▶ **Prompt**:
Copy each of the following items character for character, keeping every line in its original order.
+===+
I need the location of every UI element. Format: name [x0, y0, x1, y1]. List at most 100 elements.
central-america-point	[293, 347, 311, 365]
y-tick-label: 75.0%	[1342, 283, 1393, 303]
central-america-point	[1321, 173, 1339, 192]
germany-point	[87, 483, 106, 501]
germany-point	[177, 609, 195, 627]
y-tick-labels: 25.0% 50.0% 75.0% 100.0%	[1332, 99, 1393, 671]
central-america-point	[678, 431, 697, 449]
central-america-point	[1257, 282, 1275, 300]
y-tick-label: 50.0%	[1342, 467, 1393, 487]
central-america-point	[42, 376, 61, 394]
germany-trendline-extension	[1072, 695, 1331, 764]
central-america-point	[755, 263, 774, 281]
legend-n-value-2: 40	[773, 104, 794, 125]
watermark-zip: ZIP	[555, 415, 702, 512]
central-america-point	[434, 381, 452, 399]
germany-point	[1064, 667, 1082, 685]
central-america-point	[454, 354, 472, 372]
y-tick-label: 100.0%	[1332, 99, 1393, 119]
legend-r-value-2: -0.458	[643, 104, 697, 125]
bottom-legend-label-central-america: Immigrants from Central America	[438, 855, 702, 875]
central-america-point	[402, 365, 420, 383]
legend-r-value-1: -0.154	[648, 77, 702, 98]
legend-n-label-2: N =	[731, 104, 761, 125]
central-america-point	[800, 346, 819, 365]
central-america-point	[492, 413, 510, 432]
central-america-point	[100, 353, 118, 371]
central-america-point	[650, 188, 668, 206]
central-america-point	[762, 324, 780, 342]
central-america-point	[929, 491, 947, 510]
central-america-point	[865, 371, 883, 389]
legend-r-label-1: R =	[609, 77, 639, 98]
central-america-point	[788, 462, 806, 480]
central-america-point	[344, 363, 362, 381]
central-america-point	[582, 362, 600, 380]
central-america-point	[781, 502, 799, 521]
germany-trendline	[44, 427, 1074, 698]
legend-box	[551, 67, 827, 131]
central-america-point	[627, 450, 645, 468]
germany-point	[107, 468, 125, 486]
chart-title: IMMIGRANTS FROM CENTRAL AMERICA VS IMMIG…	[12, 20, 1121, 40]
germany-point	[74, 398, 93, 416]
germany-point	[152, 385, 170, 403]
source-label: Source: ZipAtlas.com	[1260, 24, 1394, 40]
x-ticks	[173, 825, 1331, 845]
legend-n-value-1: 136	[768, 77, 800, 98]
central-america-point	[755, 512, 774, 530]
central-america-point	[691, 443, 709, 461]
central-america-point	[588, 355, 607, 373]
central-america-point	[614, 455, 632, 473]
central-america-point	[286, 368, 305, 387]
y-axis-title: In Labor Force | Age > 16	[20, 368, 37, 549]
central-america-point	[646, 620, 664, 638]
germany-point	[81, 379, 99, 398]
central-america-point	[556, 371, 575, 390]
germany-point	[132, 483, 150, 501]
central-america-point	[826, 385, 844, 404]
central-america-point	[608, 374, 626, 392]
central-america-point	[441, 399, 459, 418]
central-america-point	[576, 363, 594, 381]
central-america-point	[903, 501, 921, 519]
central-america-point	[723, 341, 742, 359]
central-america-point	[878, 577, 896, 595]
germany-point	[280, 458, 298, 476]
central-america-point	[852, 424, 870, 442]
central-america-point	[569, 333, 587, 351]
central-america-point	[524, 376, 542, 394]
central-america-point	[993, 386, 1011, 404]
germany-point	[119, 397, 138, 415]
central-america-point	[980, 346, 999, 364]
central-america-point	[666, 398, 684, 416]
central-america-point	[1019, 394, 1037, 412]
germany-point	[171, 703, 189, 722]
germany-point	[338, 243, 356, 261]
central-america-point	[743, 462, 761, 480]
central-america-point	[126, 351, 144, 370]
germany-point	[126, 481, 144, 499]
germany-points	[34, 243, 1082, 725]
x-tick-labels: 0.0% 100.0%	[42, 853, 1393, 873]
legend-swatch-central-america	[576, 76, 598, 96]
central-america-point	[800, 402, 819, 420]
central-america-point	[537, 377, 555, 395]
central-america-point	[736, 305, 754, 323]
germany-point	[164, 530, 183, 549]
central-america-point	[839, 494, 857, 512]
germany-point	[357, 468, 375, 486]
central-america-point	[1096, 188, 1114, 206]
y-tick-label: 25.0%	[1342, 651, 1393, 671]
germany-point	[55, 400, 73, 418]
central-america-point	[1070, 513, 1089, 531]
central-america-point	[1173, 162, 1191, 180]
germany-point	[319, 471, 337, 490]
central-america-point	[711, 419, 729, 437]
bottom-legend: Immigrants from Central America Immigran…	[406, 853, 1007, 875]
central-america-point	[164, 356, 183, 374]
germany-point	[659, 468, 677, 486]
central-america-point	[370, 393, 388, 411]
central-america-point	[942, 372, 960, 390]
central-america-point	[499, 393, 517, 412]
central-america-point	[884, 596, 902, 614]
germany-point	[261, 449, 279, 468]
+===+
▶ **Response**:
I need the location of every UI element. Format: name [x0, y0, x1, y1]. List at most 100 elements.
central-america-point	[293, 347, 311, 365]
y-tick-label: 75.0%	[1342, 283, 1393, 303]
central-america-point	[1321, 173, 1339, 192]
germany-point	[87, 483, 106, 501]
germany-point	[177, 609, 195, 627]
y-tick-labels: 25.0% 50.0% 75.0% 100.0%	[1332, 99, 1393, 671]
central-america-point	[678, 431, 697, 449]
central-america-point	[1257, 282, 1275, 300]
y-tick-label: 50.0%	[1342, 467, 1393, 487]
central-america-point	[42, 376, 61, 394]
germany-trendline-extension	[1072, 695, 1331, 764]
central-america-point	[755, 263, 774, 281]
legend-n-value-2: 40	[773, 104, 794, 125]
watermark-zip: ZIP	[555, 415, 702, 512]
central-america-point	[434, 381, 452, 399]
germany-point	[1064, 667, 1082, 685]
central-america-point	[454, 354, 472, 372]
y-tick-label: 100.0%	[1332, 99, 1393, 119]
legend-r-value-2: -0.458	[643, 104, 697, 125]
bottom-legend-label-central-america: Immigrants from Central America	[438, 855, 702, 875]
central-america-point	[402, 365, 420, 383]
legend-r-value-1: -0.154	[648, 77, 702, 98]
legend-n-label-2: N =	[731, 104, 761, 125]
central-america-point	[800, 346, 819, 365]
central-america-point	[492, 413, 510, 432]
central-america-point	[100, 353, 118, 371]
central-america-point	[650, 188, 668, 206]
central-america-point	[762, 324, 780, 342]
central-america-point	[929, 491, 947, 510]
central-america-point	[865, 371, 883, 389]
legend-r-label-1: R =	[609, 77, 639, 98]
central-america-point	[788, 462, 806, 480]
central-america-point	[344, 363, 362, 381]
central-america-point	[582, 362, 600, 380]
central-america-point	[781, 502, 799, 521]
germany-trendline	[44, 427, 1074, 698]
legend-box	[551, 67, 827, 131]
central-america-point	[627, 450, 645, 468]
germany-point	[107, 468, 125, 486]
chart-title: IMMIGRANTS FROM CENTRAL AMERICA VS IMMIG…	[12, 20, 1121, 40]
germany-point	[74, 398, 93, 416]
germany-point	[152, 385, 170, 403]
source-label: Source: ZipAtlas.com	[1260, 24, 1394, 40]
x-ticks	[173, 825, 1331, 845]
legend-n-value-1: 136	[768, 77, 800, 98]
central-america-point	[755, 512, 774, 530]
central-america-point	[691, 443, 709, 461]
central-america-point	[588, 355, 607, 373]
central-america-point	[614, 455, 632, 473]
central-america-point	[286, 368, 305, 387]
y-axis-title: In Labor Force | Age > 16	[20, 368, 37, 549]
central-america-point	[646, 620, 664, 638]
germany-point	[81, 379, 99, 398]
central-america-point	[556, 371, 575, 390]
germany-point	[132, 483, 150, 501]
central-america-point	[826, 385, 844, 404]
central-america-point	[608, 374, 626, 392]
central-america-point	[441, 399, 459, 418]
central-america-point	[576, 363, 594, 381]
central-america-point	[903, 501, 921, 519]
central-america-point	[723, 341, 742, 359]
central-america-point	[878, 577, 896, 595]
germany-point	[280, 458, 298, 476]
central-america-point	[852, 424, 870, 442]
central-america-point	[569, 333, 587, 351]
central-america-point	[524, 376, 542, 394]
central-america-point	[993, 386, 1011, 404]
germany-point	[119, 397, 138, 415]
central-america-point	[980, 346, 999, 364]
central-america-point	[666, 398, 684, 416]
central-america-point	[1019, 394, 1037, 412]
germany-point	[171, 703, 189, 722]
germany-point	[338, 243, 356, 261]
central-america-point	[743, 462, 761, 480]
central-america-point	[126, 351, 144, 370]
germany-point	[126, 481, 144, 499]
germany-points	[34, 243, 1082, 725]
x-tick-labels: 0.0% 100.0%	[42, 853, 1393, 873]
legend-swatch-central-america	[576, 76, 598, 96]
central-america-point	[800, 402, 819, 420]
central-america-point	[537, 377, 555, 395]
central-america-point	[736, 305, 754, 323]
germany-point	[164, 530, 183, 549]
central-america-point	[839, 494, 857, 512]
germany-point	[357, 468, 375, 486]
central-america-point	[1096, 188, 1114, 206]
y-tick-label: 25.0%	[1342, 651, 1393, 671]
germany-point	[55, 400, 73, 418]
central-america-point	[1070, 513, 1089, 531]
central-america-point	[1173, 162, 1191, 180]
germany-point	[319, 471, 337, 490]
central-america-point	[711, 419, 729, 437]
bottom-legend: Immigrants from Central America Immigran…	[406, 853, 1007, 875]
central-america-point	[164, 356, 183, 374]
germany-point	[659, 468, 677, 486]
central-america-point	[370, 393, 388, 411]
central-america-point	[942, 372, 960, 390]
central-america-point	[499, 393, 517, 412]
central-america-point	[884, 596, 902, 614]
germany-point	[261, 449, 279, 468]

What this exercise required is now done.